(Records that describe figures)
---+---
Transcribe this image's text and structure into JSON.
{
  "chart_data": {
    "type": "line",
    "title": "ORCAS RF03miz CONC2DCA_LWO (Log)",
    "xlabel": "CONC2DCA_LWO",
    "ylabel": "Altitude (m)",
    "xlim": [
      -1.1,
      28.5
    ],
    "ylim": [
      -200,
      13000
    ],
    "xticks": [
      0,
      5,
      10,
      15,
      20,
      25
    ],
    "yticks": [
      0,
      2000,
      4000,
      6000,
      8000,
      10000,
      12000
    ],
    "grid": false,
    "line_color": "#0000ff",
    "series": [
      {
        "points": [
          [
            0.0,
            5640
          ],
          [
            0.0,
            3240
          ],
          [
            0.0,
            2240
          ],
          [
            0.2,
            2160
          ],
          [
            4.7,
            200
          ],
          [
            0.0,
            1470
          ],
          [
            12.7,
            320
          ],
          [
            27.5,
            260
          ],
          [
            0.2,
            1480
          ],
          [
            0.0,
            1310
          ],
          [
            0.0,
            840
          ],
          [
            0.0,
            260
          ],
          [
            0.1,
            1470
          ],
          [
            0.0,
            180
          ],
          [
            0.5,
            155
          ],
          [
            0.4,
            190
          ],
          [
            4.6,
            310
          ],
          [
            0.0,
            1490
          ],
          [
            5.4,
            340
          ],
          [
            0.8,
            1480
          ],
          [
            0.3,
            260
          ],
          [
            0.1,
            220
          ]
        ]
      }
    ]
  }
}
---+---
**What the task asks:** Repeat the data verbatim.

**Task solution:**
Transcribe this image's text and structure into JSON.
{
  "chart_data": {
    "type": "line",
    "title": "ORCAS RF03miz CONC2DCA_LWO (Log)",
    "xlabel": "CONC2DCA_LWO",
    "ylabel": "Altitude (m)",
    "xlim": [
      -1.1,
      28.5
    ],
    "ylim": [
      -200,
      13000
    ],
    "xticks": [
      0,
      5,
      10,
      15,
      20,
      25
    ],
    "yticks": [
      0,
      2000,
      4000,
      6000,
      8000,
      10000,
      12000
    ],
    "grid": false,
    "line_color": "#0000ff",
    "series": [
      {
        "points": [
          [
            0.0,
            5640
          ],
          [
            0.0,
            3240
          ],
          [
            0.0,
            2240
          ],
          [
            0.2,
            2160
          ],
          [
            4.7,
            200
          ],
          [
            0.0,
            1470
          ],
          [
            12.7,
            320
          ],
          [
            27.5,
            260
          ],
          [
            0.2,
            1480
          ],
          [
            0.0,
            1310
          ],
          [
            0.0,
            840
          ],
          [
            0.0,
            260
          ],
          [
            0.1,
            1470
          ],
          [
            0.0,
            180
          ],
          [
            0.5,
            155
          ],
          [
            0.4,
            190
          ],
          [
            4.6,
            310
          ],
          [
            0.0,
            1490
          ],
          [
            5.4,
            340
          ],
          [
            0.8,
            1480
          ],
          [
            0.3,
            260
          ],
          [
            0.1,
            220
          ]
        ]
      }
    ]
  }
}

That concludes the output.